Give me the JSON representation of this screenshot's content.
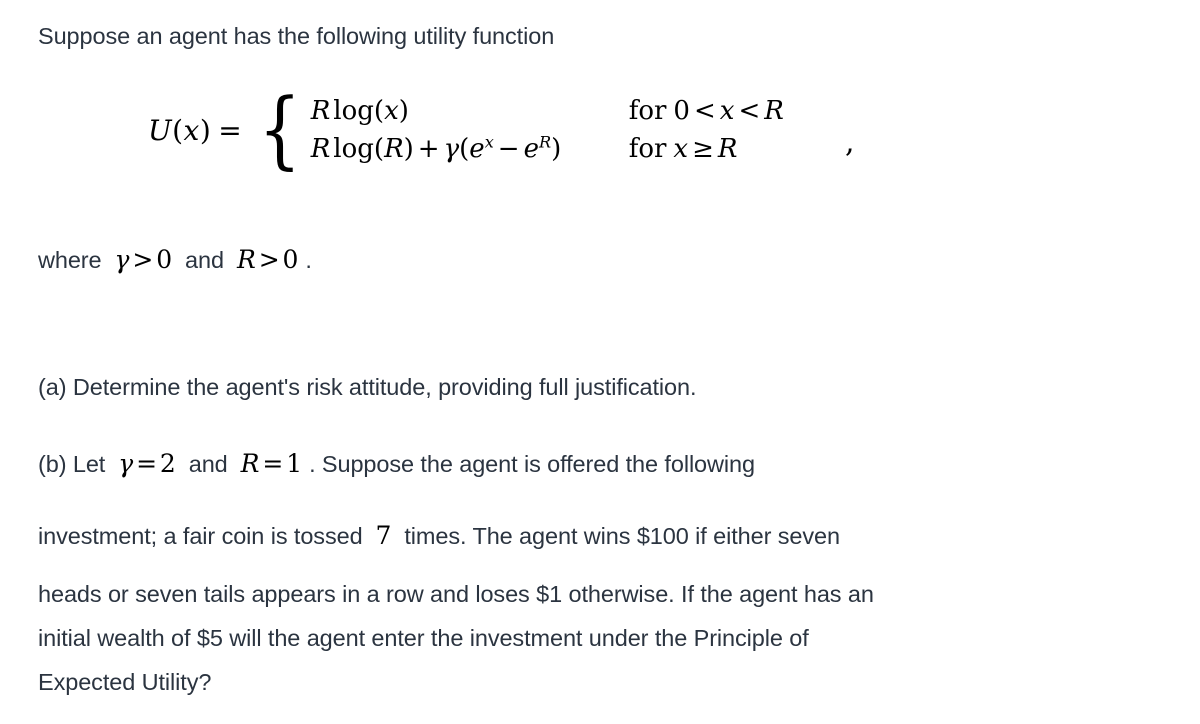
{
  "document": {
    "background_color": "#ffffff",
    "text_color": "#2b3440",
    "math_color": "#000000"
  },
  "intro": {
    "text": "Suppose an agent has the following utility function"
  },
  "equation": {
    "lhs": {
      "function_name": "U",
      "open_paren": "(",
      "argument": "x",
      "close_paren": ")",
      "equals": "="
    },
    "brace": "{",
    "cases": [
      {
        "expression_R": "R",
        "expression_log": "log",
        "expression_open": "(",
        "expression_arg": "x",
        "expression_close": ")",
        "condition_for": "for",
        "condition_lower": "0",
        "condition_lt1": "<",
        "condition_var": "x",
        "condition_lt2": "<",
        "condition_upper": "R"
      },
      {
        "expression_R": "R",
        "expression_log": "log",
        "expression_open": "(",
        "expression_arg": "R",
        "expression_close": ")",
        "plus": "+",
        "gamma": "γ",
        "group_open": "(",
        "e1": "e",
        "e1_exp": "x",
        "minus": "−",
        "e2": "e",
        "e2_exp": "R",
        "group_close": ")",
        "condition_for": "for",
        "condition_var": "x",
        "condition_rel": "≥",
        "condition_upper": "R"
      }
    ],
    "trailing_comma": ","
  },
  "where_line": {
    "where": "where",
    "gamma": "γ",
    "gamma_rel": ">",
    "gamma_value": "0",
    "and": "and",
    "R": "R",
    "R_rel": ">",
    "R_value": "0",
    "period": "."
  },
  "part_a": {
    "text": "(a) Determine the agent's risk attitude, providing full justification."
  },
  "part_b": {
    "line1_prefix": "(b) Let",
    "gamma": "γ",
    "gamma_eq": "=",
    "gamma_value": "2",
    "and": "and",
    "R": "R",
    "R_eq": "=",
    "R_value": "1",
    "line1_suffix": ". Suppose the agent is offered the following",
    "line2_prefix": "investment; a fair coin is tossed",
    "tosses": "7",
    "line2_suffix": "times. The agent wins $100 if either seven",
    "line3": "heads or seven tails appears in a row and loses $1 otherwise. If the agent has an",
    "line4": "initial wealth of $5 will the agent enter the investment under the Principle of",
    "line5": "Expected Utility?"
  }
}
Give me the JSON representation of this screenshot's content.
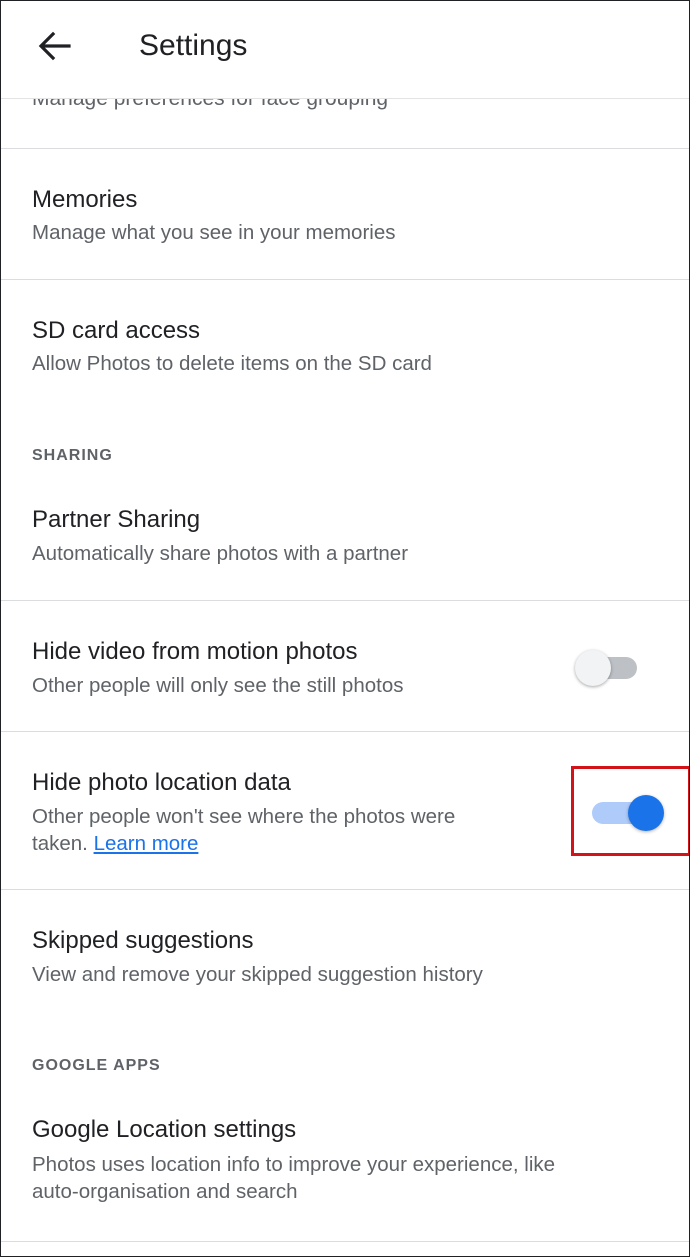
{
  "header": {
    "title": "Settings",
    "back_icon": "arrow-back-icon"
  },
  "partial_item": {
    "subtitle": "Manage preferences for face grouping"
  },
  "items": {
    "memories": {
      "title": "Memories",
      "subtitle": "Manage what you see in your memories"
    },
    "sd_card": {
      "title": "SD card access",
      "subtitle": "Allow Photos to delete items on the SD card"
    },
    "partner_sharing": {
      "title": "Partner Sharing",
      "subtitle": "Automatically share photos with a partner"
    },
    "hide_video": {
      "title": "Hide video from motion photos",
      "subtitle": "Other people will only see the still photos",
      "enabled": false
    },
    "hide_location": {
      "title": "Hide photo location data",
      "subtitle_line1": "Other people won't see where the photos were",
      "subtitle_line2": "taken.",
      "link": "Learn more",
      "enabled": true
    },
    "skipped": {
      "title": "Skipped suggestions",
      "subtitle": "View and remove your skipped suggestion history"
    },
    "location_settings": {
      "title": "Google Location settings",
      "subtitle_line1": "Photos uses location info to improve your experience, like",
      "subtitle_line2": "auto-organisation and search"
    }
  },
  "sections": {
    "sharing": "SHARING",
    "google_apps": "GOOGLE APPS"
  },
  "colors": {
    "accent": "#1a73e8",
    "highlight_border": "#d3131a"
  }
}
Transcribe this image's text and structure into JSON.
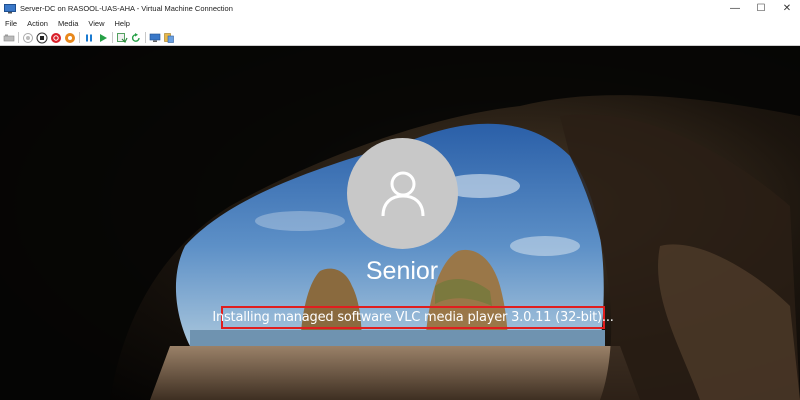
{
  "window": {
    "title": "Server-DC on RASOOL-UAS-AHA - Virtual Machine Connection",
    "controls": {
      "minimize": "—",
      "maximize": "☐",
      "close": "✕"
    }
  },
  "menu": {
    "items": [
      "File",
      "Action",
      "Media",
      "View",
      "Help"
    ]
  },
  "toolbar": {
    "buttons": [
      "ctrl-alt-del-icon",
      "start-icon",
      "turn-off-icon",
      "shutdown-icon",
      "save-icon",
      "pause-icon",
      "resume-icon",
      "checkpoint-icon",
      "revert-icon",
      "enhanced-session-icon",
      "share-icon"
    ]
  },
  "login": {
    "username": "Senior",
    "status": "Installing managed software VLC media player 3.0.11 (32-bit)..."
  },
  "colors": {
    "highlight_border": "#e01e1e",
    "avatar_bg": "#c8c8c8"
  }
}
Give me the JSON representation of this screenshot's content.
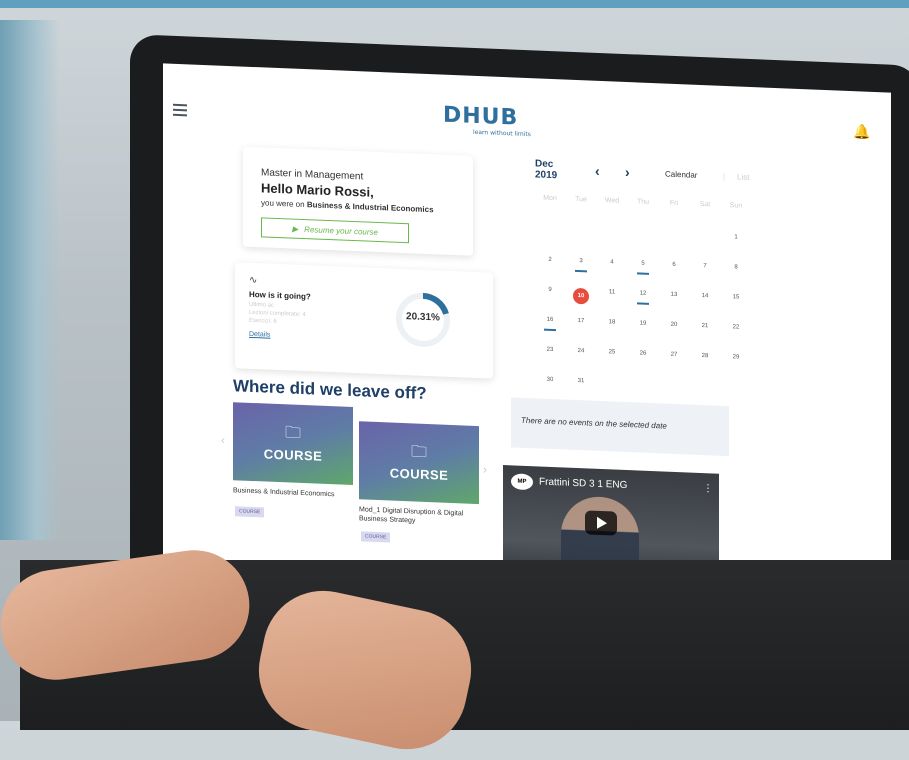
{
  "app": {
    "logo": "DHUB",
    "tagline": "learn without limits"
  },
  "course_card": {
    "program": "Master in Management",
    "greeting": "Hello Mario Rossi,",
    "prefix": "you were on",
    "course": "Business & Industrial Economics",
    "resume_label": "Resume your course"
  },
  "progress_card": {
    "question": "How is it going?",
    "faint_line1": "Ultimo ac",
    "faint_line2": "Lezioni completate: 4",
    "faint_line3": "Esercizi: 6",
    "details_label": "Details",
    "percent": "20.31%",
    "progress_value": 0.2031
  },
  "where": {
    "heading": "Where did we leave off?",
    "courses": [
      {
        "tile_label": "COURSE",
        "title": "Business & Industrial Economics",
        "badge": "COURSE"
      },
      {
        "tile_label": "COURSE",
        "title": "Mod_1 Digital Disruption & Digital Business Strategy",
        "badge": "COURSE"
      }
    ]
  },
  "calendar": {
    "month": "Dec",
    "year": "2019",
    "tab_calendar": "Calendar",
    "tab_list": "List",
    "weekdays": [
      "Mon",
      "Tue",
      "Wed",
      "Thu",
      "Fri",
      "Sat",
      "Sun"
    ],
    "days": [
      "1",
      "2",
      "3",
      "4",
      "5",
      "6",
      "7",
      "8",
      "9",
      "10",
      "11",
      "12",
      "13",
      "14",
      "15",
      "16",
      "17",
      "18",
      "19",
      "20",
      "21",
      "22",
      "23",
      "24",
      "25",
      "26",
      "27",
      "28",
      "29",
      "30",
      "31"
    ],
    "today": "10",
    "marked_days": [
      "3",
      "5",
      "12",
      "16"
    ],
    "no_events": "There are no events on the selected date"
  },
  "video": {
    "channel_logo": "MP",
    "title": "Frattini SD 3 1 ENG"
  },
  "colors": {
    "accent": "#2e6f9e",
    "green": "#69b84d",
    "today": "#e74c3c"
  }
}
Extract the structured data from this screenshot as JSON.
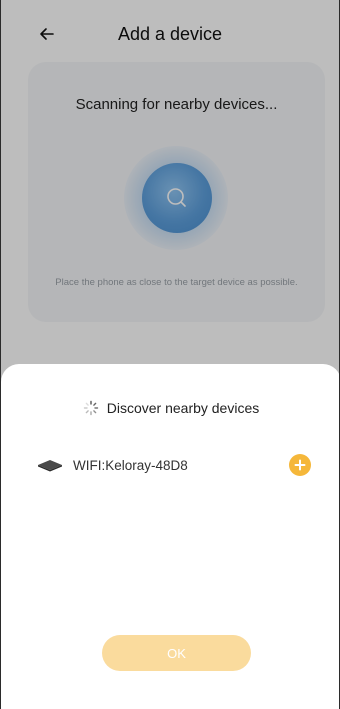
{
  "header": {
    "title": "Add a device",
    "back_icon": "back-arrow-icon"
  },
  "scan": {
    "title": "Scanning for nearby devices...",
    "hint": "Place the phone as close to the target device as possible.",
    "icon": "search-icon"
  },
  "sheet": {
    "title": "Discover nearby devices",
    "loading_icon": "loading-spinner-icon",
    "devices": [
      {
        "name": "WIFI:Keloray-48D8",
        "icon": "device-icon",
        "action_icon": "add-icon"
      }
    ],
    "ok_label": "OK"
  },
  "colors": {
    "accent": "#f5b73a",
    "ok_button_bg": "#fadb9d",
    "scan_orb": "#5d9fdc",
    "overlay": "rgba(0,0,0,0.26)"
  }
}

*****

#### Required work
In the material above, show every line where the word "agent" turns up.

#### Response to this exercise
    "text": "Suppose an agent has the following utility function"
    "text": "(a) Determine the agent's risk attitude, providing full justification."
    "line1_suffix": ". Suppose the agent is offered the following",
    "line2_suffix": "times. The agent wins $100 if either seven",
    "line3": "heads or seven tails appears in a row and loses $1 otherwise. If the agent has an",
    "line4": "initial wealth of $5 will the agent enter the investment under the Principle of",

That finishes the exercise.